BEGIN Input data
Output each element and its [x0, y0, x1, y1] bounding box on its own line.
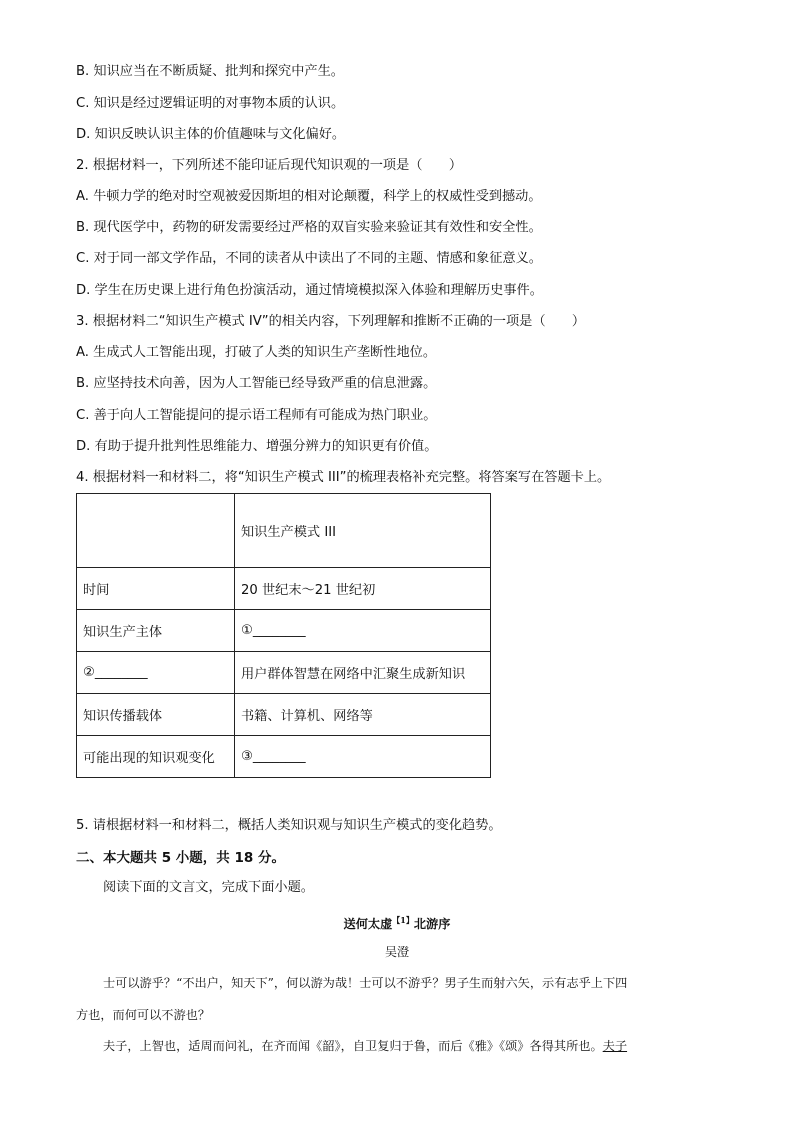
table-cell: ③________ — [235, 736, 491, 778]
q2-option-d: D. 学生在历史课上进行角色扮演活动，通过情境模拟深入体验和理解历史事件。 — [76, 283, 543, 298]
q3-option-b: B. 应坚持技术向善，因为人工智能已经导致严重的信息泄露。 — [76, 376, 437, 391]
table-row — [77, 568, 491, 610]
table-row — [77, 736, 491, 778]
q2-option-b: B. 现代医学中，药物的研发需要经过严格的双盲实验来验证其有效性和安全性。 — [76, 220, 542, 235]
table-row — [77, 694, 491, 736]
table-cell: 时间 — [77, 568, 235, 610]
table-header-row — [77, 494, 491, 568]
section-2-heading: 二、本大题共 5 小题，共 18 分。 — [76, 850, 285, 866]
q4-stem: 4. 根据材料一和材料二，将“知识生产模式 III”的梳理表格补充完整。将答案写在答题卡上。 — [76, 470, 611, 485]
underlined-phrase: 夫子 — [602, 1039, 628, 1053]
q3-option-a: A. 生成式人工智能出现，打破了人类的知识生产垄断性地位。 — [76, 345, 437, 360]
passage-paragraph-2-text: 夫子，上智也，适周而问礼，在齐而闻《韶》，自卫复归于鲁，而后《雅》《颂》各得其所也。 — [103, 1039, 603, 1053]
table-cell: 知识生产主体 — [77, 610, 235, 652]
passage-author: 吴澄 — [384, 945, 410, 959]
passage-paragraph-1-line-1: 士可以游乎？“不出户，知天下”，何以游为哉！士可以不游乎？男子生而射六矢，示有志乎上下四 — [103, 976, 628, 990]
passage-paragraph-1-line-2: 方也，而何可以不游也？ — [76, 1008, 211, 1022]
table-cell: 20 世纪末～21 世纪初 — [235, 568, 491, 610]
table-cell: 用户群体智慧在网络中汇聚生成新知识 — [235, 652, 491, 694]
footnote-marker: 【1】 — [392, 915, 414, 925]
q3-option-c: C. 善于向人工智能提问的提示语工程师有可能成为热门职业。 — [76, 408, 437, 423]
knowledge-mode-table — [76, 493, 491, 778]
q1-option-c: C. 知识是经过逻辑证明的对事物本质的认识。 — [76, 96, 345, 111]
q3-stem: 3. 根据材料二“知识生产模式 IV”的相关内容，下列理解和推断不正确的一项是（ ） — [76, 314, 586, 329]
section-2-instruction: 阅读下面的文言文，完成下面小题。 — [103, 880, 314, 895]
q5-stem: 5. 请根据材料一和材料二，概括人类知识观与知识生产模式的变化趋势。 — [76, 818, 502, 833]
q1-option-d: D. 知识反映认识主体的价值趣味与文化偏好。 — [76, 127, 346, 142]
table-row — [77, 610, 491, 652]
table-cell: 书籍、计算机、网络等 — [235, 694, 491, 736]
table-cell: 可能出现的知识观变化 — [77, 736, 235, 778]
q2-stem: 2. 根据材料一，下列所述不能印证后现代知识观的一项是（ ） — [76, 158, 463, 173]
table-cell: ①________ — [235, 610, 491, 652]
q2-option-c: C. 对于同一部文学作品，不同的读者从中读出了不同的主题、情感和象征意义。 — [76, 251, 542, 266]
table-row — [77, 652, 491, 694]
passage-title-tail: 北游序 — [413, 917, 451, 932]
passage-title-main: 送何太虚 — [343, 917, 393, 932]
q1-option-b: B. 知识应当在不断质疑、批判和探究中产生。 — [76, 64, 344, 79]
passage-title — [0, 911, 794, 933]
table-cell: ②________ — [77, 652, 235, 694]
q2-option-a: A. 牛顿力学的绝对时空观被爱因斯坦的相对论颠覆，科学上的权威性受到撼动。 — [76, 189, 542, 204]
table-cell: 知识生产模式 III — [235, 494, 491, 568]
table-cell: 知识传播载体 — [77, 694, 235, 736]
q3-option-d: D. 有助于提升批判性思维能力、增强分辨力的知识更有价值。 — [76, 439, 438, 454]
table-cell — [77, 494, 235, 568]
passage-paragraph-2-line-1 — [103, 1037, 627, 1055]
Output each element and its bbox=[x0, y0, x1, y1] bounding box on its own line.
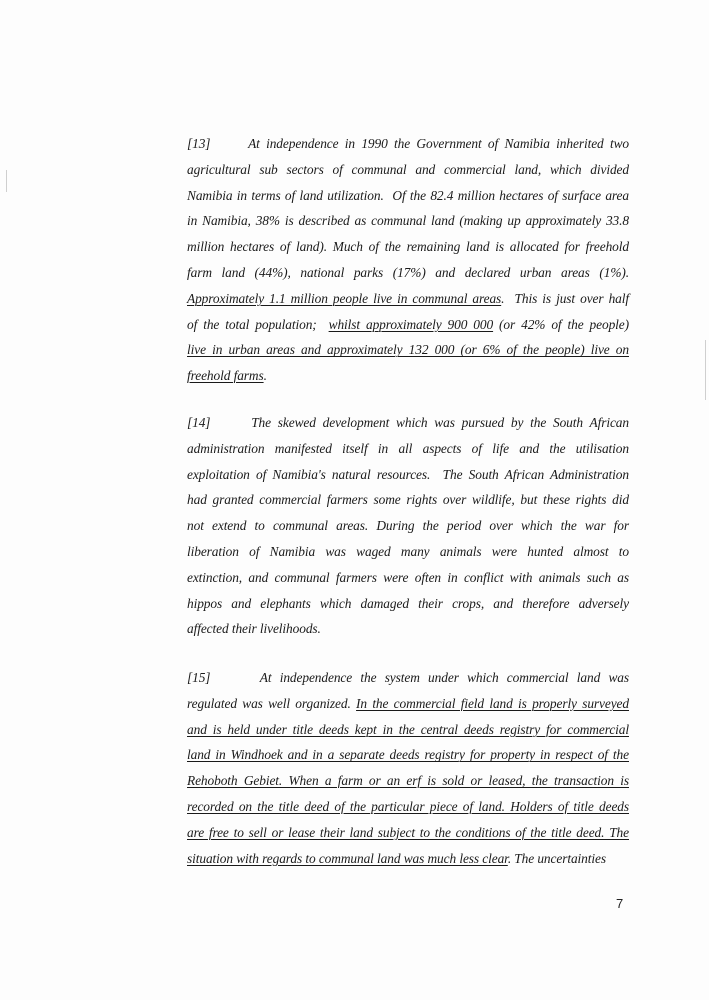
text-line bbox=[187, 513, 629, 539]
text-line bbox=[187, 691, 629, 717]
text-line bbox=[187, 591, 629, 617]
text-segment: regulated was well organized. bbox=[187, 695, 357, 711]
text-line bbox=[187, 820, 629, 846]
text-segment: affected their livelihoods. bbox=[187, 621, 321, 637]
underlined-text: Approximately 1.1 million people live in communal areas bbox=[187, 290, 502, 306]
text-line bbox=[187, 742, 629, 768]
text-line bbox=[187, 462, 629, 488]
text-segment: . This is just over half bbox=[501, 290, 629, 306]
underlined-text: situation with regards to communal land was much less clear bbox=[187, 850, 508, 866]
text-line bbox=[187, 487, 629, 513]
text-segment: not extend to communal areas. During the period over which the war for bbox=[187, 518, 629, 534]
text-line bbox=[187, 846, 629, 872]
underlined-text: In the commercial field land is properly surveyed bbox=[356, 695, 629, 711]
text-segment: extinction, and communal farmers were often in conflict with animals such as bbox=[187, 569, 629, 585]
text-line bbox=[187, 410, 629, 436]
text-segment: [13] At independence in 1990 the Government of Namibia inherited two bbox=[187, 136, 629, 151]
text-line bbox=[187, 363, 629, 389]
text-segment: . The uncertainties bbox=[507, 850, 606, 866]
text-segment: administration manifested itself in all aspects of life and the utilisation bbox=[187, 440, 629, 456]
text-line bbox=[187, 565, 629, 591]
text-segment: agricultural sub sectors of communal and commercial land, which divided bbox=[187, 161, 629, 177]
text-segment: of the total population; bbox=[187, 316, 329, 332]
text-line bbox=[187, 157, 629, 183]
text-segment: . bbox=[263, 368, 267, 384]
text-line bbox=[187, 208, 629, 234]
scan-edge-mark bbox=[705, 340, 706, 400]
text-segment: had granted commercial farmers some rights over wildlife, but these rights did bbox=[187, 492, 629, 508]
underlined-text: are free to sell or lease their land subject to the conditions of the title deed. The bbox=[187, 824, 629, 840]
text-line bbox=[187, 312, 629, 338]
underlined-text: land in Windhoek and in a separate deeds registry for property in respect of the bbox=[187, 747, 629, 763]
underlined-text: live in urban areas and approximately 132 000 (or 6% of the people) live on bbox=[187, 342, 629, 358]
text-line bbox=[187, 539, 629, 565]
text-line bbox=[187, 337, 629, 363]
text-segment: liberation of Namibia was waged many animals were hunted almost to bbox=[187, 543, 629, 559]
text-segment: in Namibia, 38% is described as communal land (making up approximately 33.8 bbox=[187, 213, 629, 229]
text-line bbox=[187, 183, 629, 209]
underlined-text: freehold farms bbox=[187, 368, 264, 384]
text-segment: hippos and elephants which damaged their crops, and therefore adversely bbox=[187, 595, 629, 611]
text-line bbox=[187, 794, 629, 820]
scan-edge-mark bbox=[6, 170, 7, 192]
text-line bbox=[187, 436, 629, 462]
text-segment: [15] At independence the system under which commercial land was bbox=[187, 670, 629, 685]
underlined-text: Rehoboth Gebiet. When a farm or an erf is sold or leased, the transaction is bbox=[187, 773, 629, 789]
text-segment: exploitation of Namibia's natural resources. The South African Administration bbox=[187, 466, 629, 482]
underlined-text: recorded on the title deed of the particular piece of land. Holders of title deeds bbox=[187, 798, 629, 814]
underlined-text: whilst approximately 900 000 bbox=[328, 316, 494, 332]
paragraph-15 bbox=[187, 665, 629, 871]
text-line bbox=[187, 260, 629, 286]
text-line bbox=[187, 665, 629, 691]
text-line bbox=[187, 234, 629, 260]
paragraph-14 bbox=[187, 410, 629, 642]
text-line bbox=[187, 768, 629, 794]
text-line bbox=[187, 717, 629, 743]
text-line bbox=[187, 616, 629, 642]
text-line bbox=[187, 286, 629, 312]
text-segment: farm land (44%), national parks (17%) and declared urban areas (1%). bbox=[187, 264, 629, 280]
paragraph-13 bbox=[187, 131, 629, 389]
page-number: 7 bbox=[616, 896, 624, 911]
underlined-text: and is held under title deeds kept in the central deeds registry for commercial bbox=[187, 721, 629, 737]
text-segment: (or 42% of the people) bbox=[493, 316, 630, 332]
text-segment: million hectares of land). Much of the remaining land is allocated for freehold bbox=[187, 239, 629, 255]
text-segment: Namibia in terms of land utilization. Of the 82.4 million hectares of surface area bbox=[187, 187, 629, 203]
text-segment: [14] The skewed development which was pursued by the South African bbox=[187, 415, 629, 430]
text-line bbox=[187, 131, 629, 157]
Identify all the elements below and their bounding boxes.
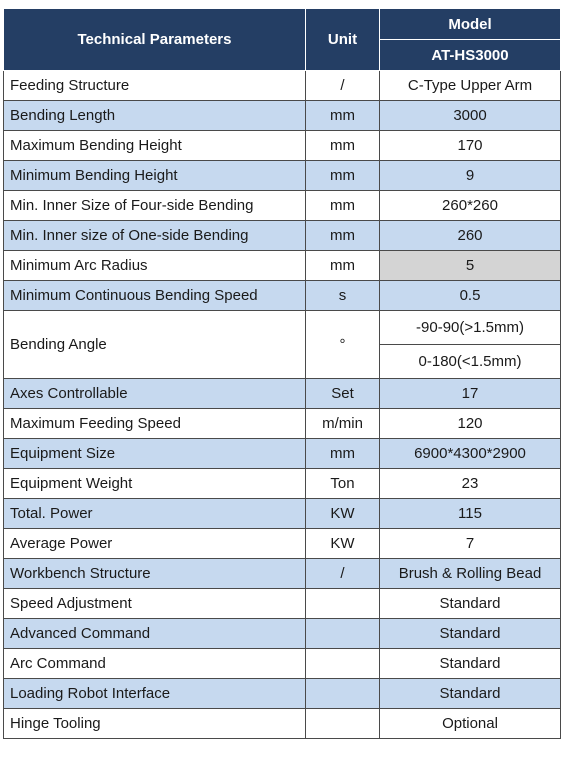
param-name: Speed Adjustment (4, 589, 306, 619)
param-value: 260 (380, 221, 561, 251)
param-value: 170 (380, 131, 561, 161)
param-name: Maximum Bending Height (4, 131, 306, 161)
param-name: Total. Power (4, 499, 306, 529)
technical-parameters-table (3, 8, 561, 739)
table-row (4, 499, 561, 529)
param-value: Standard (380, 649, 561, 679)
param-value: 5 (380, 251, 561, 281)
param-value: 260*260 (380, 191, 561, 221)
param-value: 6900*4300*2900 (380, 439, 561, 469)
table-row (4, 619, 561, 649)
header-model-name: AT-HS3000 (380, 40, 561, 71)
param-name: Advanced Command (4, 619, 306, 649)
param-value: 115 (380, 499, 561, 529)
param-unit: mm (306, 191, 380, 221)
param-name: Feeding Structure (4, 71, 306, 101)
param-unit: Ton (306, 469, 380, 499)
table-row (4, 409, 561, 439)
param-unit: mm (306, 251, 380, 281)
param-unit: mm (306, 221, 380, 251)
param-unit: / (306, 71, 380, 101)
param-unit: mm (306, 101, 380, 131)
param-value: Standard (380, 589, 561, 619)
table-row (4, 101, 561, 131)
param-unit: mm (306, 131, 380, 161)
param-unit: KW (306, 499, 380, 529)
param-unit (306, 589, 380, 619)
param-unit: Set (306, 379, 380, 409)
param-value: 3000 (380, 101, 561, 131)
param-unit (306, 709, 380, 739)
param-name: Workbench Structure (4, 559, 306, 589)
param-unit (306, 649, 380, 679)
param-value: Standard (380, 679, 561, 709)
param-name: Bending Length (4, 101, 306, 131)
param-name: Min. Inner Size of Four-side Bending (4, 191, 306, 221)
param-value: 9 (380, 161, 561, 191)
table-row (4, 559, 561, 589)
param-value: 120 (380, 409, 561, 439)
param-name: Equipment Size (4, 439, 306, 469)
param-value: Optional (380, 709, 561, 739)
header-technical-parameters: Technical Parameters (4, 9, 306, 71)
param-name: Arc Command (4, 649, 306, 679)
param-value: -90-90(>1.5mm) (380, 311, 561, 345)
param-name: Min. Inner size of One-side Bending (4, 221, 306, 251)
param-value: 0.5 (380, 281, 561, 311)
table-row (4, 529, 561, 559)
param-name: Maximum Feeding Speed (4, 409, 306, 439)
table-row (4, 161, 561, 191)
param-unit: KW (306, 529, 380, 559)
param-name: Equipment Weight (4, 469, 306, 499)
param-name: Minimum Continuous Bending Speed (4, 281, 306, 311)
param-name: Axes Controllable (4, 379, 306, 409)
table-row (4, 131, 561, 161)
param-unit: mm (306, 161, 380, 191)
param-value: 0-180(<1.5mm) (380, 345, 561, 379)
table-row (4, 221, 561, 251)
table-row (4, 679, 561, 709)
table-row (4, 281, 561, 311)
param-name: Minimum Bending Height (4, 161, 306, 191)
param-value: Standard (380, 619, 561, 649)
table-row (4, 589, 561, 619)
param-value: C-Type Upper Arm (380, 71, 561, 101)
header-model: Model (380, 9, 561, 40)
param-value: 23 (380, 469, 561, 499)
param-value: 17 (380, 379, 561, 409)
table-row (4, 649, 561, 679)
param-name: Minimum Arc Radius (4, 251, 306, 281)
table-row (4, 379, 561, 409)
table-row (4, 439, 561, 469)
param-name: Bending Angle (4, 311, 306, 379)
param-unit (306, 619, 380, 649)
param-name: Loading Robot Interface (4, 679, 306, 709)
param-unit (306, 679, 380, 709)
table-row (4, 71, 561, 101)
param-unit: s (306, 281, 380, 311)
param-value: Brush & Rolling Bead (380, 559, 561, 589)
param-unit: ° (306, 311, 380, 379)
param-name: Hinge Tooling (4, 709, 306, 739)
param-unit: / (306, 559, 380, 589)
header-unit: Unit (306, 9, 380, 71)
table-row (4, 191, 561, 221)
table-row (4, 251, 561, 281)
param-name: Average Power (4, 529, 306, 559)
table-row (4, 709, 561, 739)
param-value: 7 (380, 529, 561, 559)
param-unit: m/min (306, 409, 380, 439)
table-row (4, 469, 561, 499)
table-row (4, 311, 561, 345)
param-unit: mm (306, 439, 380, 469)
END Input data
- **What is needed**: Reproduce verbatim the lines beginning with the one that contains "param-name: Speed Adjustment" and continuing through the one that contains "param-unit: mm (306, 251, 380, 281)", including both of those lines.

- **Response**:
param-name: Speed Adjustment (4, 589, 306, 619)
param-value: 260 (380, 221, 561, 251)
param-value: 170 (380, 131, 561, 161)
param-name: Maximum Bending Height (4, 131, 306, 161)
param-name: Total. Power (4, 499, 306, 529)
technical-parameters-table (3, 8, 561, 739)
table-row (4, 499, 561, 529)
param-value: Standard (380, 649, 561, 679)
param-value: 5 (380, 251, 561, 281)
param-value: 260*260 (380, 191, 561, 221)
param-value: 6900*4300*2900 (380, 439, 561, 469)
table-row (4, 619, 561, 649)
header-model-name: AT-HS3000 (380, 40, 561, 71)
param-name: Advanced Command (4, 619, 306, 649)
param-value: 115 (380, 499, 561, 529)
param-unit: mm (306, 191, 380, 221)
param-name: Feeding Structure (4, 71, 306, 101)
param-unit: Ton (306, 469, 380, 499)
table-row (4, 409, 561, 439)
param-unit: mm (306, 251, 380, 281)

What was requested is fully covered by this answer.